Source data
********************
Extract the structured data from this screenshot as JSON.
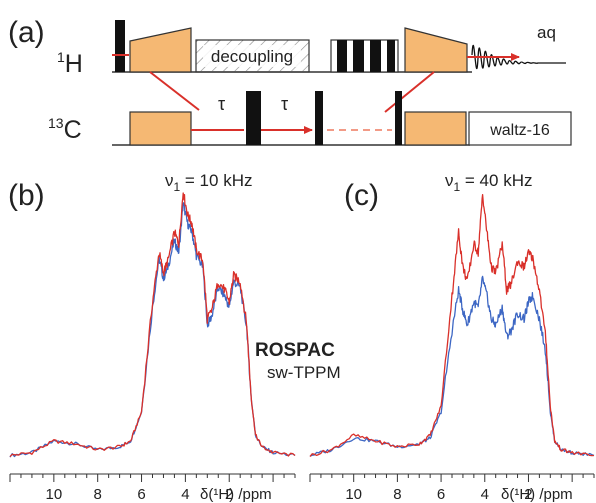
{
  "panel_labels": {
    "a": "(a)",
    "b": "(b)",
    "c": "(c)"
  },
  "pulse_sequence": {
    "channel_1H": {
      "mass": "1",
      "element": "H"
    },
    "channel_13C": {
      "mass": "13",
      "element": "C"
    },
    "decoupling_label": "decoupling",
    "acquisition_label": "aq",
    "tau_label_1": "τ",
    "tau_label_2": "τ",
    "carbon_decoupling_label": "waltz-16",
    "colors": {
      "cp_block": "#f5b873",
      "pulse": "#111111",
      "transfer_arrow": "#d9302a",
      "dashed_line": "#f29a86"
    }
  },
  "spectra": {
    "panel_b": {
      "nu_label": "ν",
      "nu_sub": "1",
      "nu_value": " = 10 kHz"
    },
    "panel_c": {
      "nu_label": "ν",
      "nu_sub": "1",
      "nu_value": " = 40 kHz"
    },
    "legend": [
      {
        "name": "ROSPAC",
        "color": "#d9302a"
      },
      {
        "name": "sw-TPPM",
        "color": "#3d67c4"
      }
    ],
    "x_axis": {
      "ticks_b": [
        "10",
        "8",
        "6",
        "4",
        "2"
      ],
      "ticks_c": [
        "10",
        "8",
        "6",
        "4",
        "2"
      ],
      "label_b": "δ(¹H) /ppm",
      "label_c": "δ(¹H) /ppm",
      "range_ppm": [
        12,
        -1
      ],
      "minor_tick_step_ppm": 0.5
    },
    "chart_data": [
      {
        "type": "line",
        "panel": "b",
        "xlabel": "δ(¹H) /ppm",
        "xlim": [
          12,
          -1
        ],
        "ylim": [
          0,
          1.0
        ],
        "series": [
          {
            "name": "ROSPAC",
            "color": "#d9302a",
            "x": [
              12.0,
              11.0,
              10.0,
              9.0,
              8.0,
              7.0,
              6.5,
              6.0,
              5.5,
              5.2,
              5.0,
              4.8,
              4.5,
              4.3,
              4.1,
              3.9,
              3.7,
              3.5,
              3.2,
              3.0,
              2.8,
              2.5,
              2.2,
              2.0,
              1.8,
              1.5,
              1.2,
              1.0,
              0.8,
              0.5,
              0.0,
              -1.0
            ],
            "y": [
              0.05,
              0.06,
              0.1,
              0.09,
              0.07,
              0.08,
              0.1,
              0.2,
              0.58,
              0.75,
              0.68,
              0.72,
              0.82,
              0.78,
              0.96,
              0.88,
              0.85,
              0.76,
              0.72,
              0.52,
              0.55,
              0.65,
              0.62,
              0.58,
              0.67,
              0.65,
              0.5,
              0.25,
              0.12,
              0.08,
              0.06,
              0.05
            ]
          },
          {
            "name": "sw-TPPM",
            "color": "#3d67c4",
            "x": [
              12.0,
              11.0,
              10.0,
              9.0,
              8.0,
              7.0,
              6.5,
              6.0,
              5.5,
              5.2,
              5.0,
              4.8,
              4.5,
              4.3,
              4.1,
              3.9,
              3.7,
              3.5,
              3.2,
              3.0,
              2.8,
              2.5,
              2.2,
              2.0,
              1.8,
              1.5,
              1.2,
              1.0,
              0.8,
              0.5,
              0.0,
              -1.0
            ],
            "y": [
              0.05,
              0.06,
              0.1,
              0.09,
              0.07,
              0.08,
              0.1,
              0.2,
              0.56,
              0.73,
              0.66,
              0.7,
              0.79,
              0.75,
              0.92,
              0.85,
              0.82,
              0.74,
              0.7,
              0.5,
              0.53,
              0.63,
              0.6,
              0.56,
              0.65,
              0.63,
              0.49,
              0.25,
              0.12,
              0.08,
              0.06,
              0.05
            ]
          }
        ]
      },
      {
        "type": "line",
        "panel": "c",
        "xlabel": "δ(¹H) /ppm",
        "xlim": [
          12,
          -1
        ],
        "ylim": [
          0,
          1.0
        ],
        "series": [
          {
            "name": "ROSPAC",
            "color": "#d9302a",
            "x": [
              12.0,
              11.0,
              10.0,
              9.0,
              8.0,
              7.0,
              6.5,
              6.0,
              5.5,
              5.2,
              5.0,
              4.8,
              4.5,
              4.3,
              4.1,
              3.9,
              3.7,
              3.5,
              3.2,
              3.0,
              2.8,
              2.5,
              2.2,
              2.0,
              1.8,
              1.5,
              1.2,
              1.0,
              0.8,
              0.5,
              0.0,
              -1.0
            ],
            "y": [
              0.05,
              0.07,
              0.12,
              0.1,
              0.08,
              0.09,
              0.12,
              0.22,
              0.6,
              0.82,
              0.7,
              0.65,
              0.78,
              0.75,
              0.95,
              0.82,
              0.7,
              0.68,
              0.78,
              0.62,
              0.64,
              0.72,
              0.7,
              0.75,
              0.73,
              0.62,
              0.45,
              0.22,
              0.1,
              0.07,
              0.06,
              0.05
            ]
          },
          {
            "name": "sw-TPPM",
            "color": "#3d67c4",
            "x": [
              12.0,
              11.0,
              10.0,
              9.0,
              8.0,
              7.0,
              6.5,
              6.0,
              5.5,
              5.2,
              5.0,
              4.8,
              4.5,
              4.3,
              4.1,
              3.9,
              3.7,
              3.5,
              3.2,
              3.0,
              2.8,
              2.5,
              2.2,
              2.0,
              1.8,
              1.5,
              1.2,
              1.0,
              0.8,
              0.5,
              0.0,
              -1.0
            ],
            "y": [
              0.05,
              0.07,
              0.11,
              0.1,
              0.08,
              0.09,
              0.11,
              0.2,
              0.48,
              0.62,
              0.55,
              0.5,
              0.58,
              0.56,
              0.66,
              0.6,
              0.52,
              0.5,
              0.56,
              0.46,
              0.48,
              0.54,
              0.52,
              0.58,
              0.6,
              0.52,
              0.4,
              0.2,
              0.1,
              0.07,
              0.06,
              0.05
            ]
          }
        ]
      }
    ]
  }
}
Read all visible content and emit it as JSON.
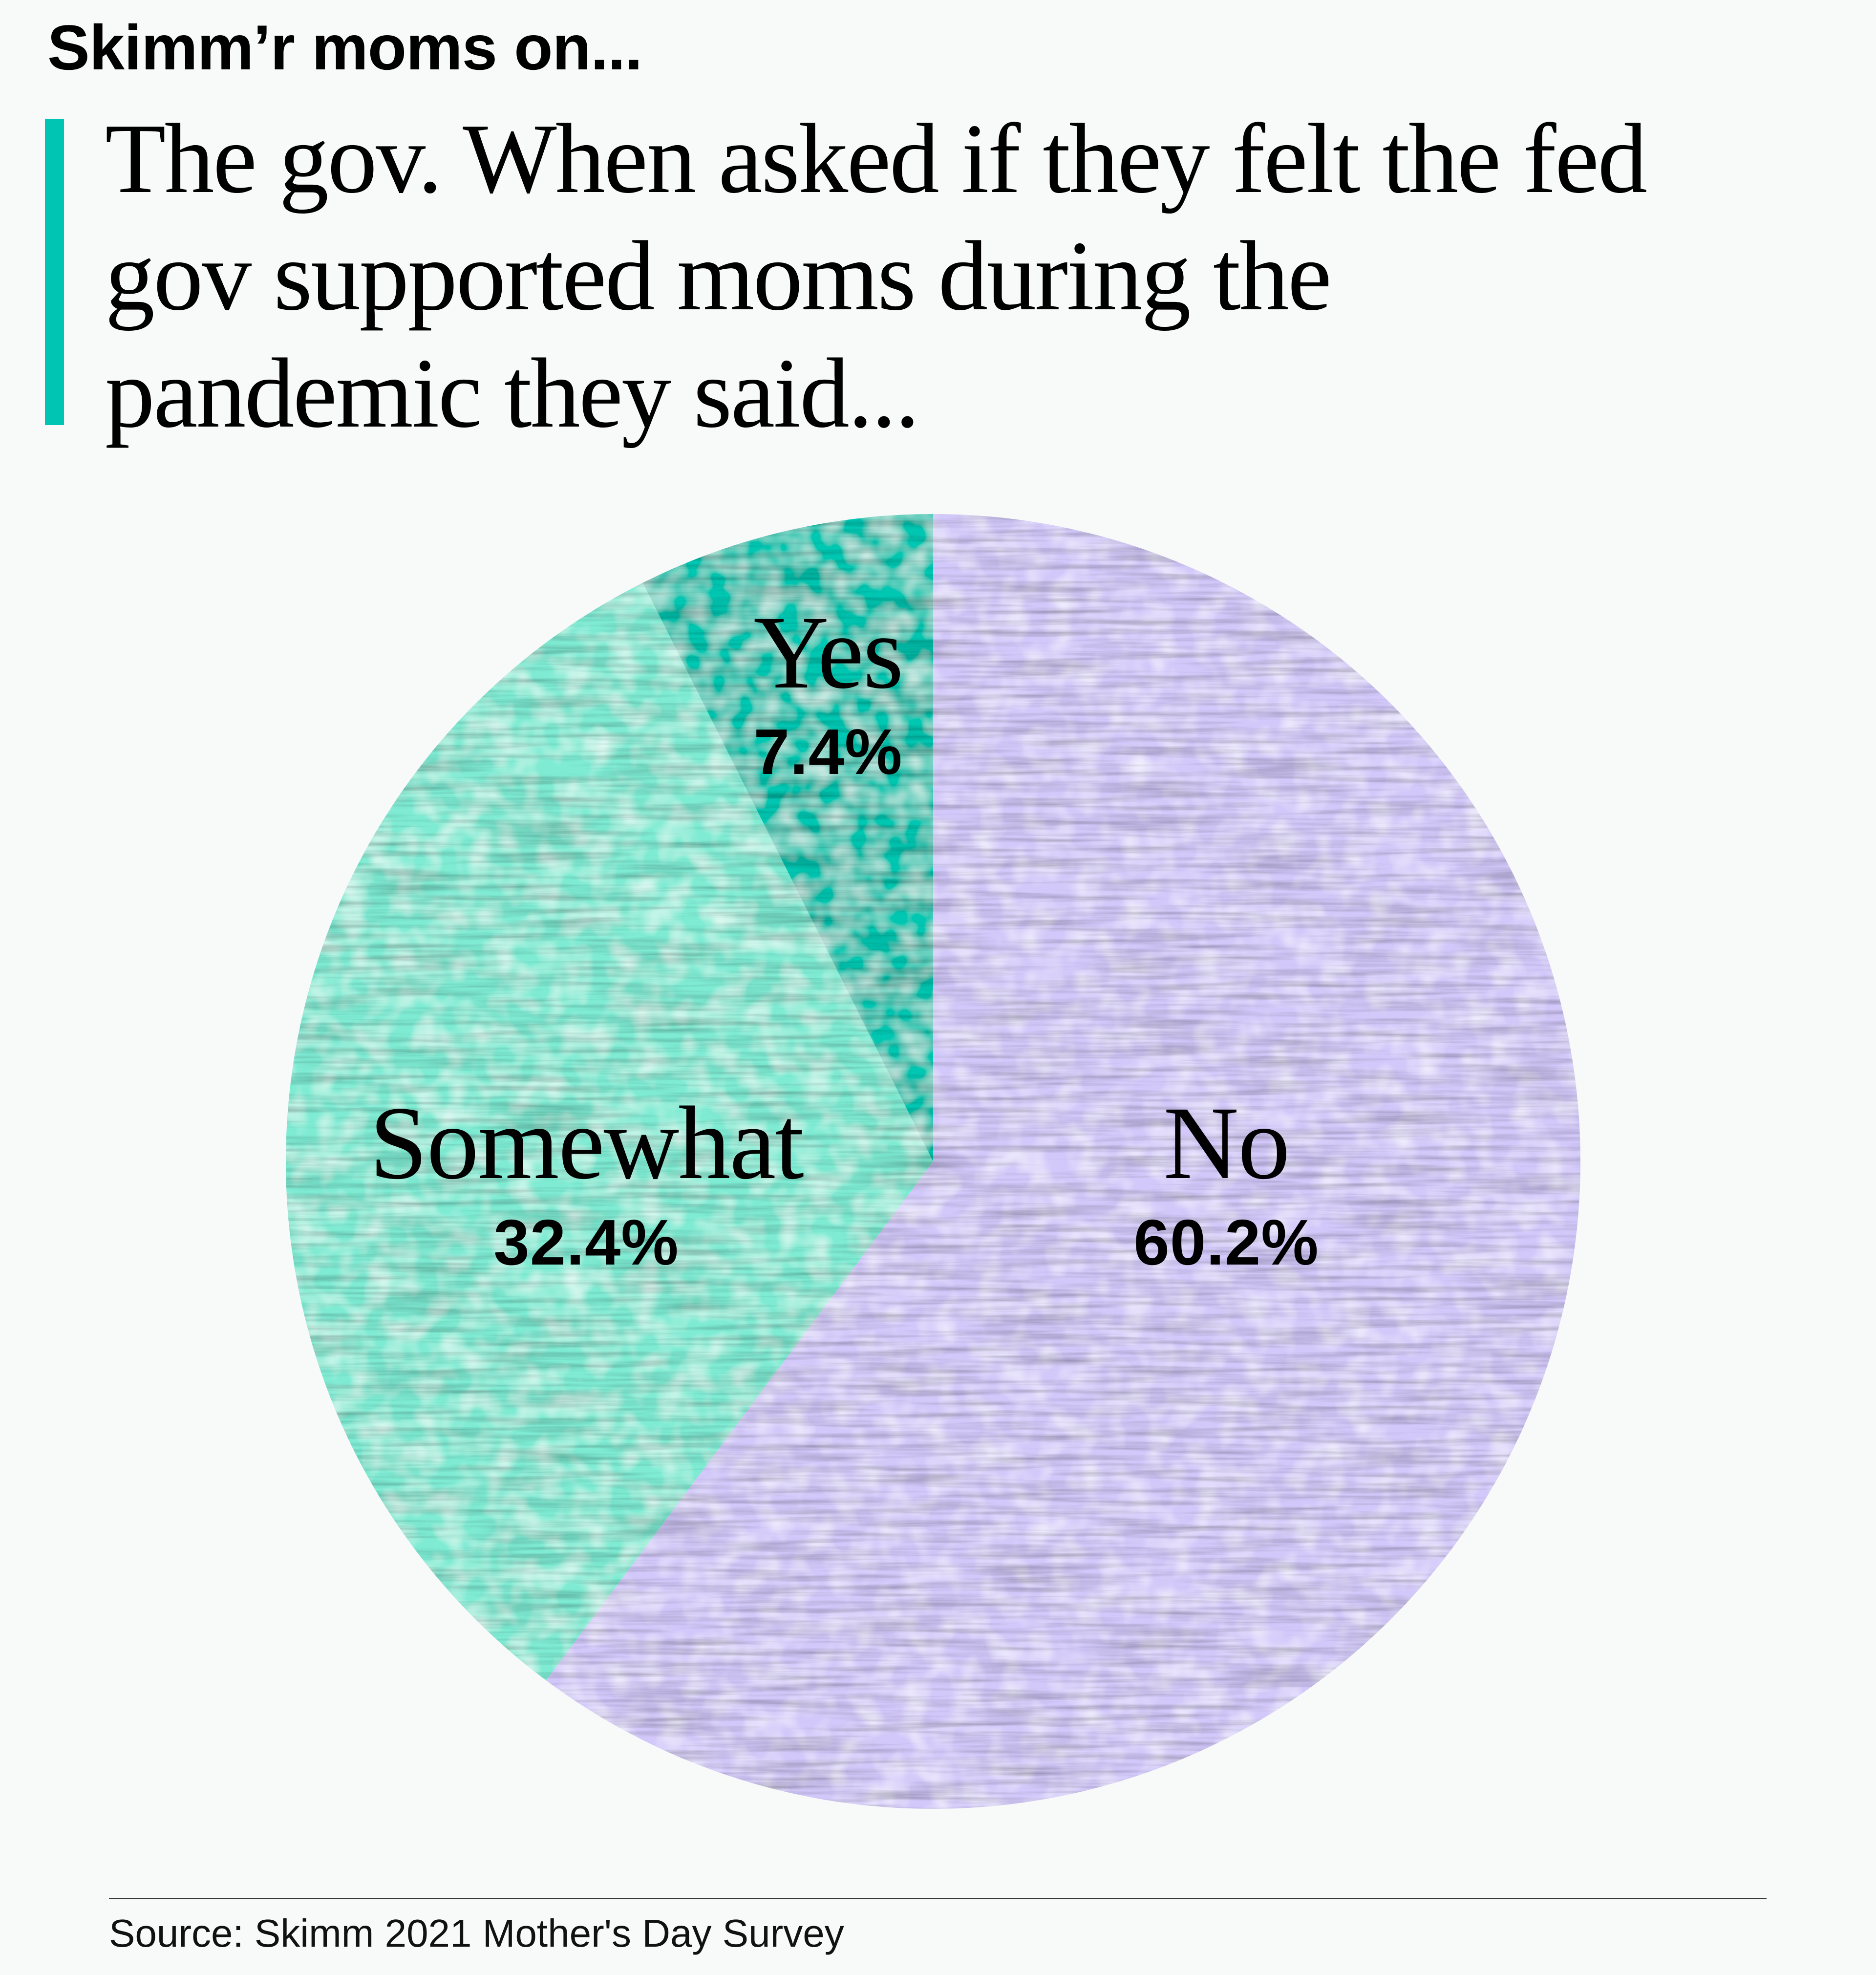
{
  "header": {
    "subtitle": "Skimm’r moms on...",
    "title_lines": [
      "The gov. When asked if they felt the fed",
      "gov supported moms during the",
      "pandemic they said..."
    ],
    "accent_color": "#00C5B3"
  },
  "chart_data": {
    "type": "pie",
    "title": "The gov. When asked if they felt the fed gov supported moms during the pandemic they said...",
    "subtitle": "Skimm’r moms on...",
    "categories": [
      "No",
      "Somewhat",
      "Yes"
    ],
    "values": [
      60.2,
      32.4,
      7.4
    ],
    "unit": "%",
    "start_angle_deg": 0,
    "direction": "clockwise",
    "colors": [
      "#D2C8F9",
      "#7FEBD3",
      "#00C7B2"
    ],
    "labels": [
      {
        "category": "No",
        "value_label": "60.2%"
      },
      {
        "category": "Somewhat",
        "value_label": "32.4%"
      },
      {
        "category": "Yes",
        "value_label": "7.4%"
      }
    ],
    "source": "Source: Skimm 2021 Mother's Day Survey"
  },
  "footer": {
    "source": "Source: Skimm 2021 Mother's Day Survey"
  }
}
********************
* [AIM]: Make an exact copy of the data, leaving its pictures out.

* [WRITTEN ANSWER]:
Extract the structured data from this screenshot as JSON.
{
  "panel_labels": {
    "a": "(a)",
    "b": "(b)",
    "c": "(c)"
  },
  "pulse_sequence": {
    "channel_1H": {
      "mass": "1",
      "element": "H"
    },
    "channel_13C": {
      "mass": "13",
      "element": "C"
    },
    "decoupling_label": "decoupling",
    "acquisition_label": "aq",
    "tau_label_1": "τ",
    "tau_label_2": "τ",
    "carbon_decoupling_label": "waltz-16",
    "colors": {
      "cp_block": "#f5b873",
      "pulse": "#111111",
      "transfer_arrow": "#d9302a",
      "dashed_line": "#f29a86"
    }
  },
  "spectra": {
    "panel_b": {
      "nu_label": "ν",
      "nu_sub": "1",
      "nu_value": " = 10 kHz"
    },
    "panel_c": {
      "nu_label": "ν",
      "nu_sub": "1",
      "nu_value": " = 40 kHz"
    },
    "legend": [
      {
        "name": "ROSPAC",
        "color": "#d9302a"
      },
      {
        "name": "sw-TPPM",
        "color": "#3d67c4"
      }
    ],
    "x_axis": {
      "ticks_b": [
        "10",
        "8",
        "6",
        "4",
        "2"
      ],
      "ticks_c": [
        "10",
        "8",
        "6",
        "4",
        "2"
      ],
      "label_b": "δ(¹H) /ppm",
      "label_c": "δ(¹H) /ppm",
      "range_ppm": [
        12,
        -1
      ],
      "minor_tick_step_ppm": 0.5
    },
    "chart_data": [
      {
        "type": "line",
        "panel": "b",
        "xlabel": "δ(¹H) /ppm",
        "xlim": [
          12,
          -1
        ],
        "ylim": [
          0,
          1.0
        ],
        "series": [
          {
            "name": "ROSPAC",
            "color": "#d9302a",
            "x": [
              12.0,
              11.0,
              10.0,
              9.0,
              8.0,
              7.0,
              6.5,
              6.0,
              5.5,
              5.2,
              5.0,
              4.8,
              4.5,
              4.3,
              4.1,
              3.9,
              3.7,
              3.5,
              3.2,
              3.0,
              2.8,
              2.5,
              2.2,
              2.0,
              1.8,
              1.5,
              1.2,
              1.0,
              0.8,
              0.5,
              0.0,
              -1.0
            ],
            "y": [
              0.05,
              0.06,
              0.1,
              0.09,
              0.07,
              0.08,
              0.1,
              0.2,
              0.58,
              0.75,
              0.68,
              0.72,
              0.82,
              0.78,
              0.96,
              0.88,
              0.85,
              0.76,
              0.72,
              0.52,
              0.55,
              0.65,
              0.62,
              0.58,
              0.67,
              0.65,
              0.5,
              0.25,
              0.12,
              0.08,
              0.06,
              0.05
            ]
          },
          {
            "name": "sw-TPPM",
            "color": "#3d67c4",
            "x": [
              12.0,
              11.0,
              10.0,
              9.0,
              8.0,
              7.0,
              6.5,
              6.0,
              5.5,
              5.2,
              5.0,
              4.8,
              4.5,
              4.3,
              4.1,
              3.9,
              3.7,
              3.5,
              3.2,
              3.0,
              2.8,
              2.5,
              2.2,
              2.0,
              1.8,
              1.5,
              1.2,
              1.0,
              0.8,
              0.5,
              0.0,
              -1.0
            ],
            "y": [
              0.05,
              0.06,
              0.1,
              0.09,
              0.07,
              0.08,
              0.1,
              0.2,
              0.56,
              0.73,
              0.66,
              0.7,
              0.79,
              0.75,
              0.92,
              0.85,
              0.82,
              0.74,
              0.7,
              0.5,
              0.53,
              0.63,
              0.6,
              0.56,
              0.65,
              0.63,
              0.49,
              0.25,
              0.12,
              0.08,
              0.06,
              0.05
            ]
          }
        ]
      },
      {
        "type": "line",
        "panel": "c",
        "xlabel": "δ(¹H) /ppm",
        "xlim": [
          12,
          -1
        ],
        "ylim": [
          0,
          1.0
        ],
        "series": [
          {
            "name": "ROSPAC",
            "color": "#d9302a",
            "x": [
              12.0,
              11.0,
              10.0,
              9.0,
              8.0,
              7.0,
              6.5,
              6.0,
              5.5,
              5.2,
              5.0,
              4.8,
              4.5,
              4.3,
              4.1,
              3.9,
              3.7,
              3.5,
              3.2,
              3.0,
              2.8,
              2.5,
              2.2,
              2.0,
              1.8,
              1.5,
              1.2,
              1.0,
              0.8,
              0.5,
              0.0,
              -1.0
            ],
            "y": [
              0.05,
              0.07,
              0.12,
              0.1,
              0.08,
              0.09,
              0.12,
              0.22,
              0.6,
              0.82,
              0.7,
              0.65,
              0.78,
              0.75,
              0.95,
              0.82,
              0.7,
              0.68,
              0.78,
              0.62,
              0.64,
              0.72,
              0.7,
              0.75,
              0.73,
              0.62,
              0.45,
              0.22,
              0.1,
              0.07,
              0.06,
              0.05
            ]
          },
          {
            "name": "sw-TPPM",
            "color": "#3d67c4",
            "x": [
              12.0,
              11.0,
              10.0,
              9.0,
              8.0,
              7.0,
              6.5,
              6.0,
              5.5,
              5.2,
              5.0,
              4.8,
              4.5,
              4.3,
              4.1,
              3.9,
              3.7,
              3.5,
              3.2,
              3.0,
              2.8,
              2.5,
              2.2,
              2.0,
              1.8,
              1.5,
              1.2,
              1.0,
              0.8,
              0.5,
              0.0,
              -1.0
            ],
            "y": [
              0.05,
              0.07,
              0.11,
              0.1,
              0.08,
              0.09,
              0.11,
              0.2,
              0.48,
              0.62,
              0.55,
              0.5,
              0.58,
              0.56,
              0.66,
              0.6,
              0.52,
              0.5,
              0.56,
              0.46,
              0.48,
              0.54,
              0.52,
              0.58,
              0.6,
              0.52,
              0.4,
              0.2,
              0.1,
              0.07,
              0.06,
              0.05
            ]
          }
        ]
      }
    ]
  }
}
Read all visible content and emit it as JSON.
{
  "header": {
    "subtitle": "Skimm’r moms on...",
    "title_lines": [
      "The gov. When asked if they felt the fed",
      "gov supported moms during the",
      "pandemic they said..."
    ],
    "accent_color": "#00C5B3"
  },
  "chart_data": {
    "type": "pie",
    "title": "The gov. When asked if they felt the fed gov supported moms during the pandemic they said...",
    "subtitle": "Skimm’r moms on...",
    "categories": [
      "No",
      "Somewhat",
      "Yes"
    ],
    "values": [
      60.2,
      32.4,
      7.4
    ],
    "unit": "%",
    "start_angle_deg": 0,
    "direction": "clockwise",
    "colors": [
      "#D2C8F9",
      "#7FEBD3",
      "#00C7B2"
    ],
    "labels": [
      {
        "category": "No",
        "value_label": "60.2%"
      },
      {
        "category": "Somewhat",
        "value_label": "32.4%"
      },
      {
        "category": "Yes",
        "value_label": "7.4%"
      }
    ],
    "source": "Source: Skimm 2021 Mother's Day Survey"
  },
  "footer": {
    "source": "Source: Skimm 2021 Mother's Day Survey"
  }
}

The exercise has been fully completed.